#### [Exercise brief]
Gather all lines in the data that hold the string "Global".

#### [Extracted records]
....
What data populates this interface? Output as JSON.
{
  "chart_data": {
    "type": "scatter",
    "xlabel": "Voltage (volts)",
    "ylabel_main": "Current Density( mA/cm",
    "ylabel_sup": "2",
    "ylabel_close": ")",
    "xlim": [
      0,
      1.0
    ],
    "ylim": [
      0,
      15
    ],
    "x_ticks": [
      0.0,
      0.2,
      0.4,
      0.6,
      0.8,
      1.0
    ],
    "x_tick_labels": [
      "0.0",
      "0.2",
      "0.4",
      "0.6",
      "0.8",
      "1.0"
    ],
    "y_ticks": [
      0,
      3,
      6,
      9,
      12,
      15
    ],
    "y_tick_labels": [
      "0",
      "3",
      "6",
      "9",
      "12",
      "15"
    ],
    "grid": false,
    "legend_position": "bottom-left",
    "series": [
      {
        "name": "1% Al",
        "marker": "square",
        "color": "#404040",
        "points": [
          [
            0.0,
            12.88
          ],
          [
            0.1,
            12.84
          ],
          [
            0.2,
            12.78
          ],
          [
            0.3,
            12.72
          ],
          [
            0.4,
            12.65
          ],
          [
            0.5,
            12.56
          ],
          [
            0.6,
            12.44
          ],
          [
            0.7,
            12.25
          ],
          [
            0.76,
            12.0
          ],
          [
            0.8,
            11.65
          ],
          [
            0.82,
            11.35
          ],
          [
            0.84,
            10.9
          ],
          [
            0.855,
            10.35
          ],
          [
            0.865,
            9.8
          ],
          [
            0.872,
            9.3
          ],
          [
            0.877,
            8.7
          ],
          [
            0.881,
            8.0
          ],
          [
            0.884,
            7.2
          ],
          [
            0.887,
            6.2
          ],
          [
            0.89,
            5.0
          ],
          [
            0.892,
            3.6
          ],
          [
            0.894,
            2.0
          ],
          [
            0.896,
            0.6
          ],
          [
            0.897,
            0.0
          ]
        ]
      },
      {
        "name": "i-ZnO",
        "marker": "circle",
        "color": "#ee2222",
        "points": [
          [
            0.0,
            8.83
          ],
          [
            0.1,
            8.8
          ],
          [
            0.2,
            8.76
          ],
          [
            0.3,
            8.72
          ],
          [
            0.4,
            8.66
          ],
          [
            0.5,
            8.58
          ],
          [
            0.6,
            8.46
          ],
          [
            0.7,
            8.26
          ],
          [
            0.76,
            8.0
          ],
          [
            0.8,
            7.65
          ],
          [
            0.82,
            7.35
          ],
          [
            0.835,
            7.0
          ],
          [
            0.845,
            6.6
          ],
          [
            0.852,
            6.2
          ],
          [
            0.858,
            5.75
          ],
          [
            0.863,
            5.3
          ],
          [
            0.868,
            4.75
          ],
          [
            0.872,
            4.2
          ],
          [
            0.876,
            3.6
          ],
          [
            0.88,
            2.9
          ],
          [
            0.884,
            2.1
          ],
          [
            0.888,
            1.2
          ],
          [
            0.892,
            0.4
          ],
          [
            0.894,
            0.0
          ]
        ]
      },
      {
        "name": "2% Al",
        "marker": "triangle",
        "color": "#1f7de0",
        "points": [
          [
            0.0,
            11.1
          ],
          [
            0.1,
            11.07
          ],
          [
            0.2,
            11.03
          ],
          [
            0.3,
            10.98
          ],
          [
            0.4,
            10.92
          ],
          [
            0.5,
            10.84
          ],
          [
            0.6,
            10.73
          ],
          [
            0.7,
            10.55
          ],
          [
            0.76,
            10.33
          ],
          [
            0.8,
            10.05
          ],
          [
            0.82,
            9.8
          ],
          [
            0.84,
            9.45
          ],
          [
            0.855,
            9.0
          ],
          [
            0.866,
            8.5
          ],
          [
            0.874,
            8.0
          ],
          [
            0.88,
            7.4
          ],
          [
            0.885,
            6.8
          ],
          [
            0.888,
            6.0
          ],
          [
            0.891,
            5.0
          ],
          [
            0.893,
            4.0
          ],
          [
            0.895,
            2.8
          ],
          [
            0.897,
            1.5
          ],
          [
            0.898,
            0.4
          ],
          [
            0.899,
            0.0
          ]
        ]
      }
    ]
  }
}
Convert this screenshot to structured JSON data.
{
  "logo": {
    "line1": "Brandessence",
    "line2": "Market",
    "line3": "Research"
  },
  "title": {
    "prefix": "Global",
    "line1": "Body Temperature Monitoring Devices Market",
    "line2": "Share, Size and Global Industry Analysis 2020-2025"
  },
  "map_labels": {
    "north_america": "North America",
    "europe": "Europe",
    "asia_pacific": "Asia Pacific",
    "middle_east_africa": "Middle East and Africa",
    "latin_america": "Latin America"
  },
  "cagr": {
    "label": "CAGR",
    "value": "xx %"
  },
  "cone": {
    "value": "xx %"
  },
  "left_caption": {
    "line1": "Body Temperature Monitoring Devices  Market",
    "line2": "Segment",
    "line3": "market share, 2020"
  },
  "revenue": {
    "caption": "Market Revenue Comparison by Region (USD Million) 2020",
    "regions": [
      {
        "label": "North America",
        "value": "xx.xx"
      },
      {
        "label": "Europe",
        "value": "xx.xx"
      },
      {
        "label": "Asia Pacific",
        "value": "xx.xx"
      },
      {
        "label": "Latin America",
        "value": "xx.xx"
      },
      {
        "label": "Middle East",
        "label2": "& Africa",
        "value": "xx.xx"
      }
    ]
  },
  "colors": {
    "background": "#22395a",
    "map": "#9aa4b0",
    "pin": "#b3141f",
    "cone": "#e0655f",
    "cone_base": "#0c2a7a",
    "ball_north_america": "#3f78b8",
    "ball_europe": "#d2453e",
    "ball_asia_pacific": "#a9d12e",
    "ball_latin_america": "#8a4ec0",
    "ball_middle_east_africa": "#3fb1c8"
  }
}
....
#### [Exercise result]
    "prefix": "Global",
    "line2": "Share, Size and Global Industry Analysis 2020-2025"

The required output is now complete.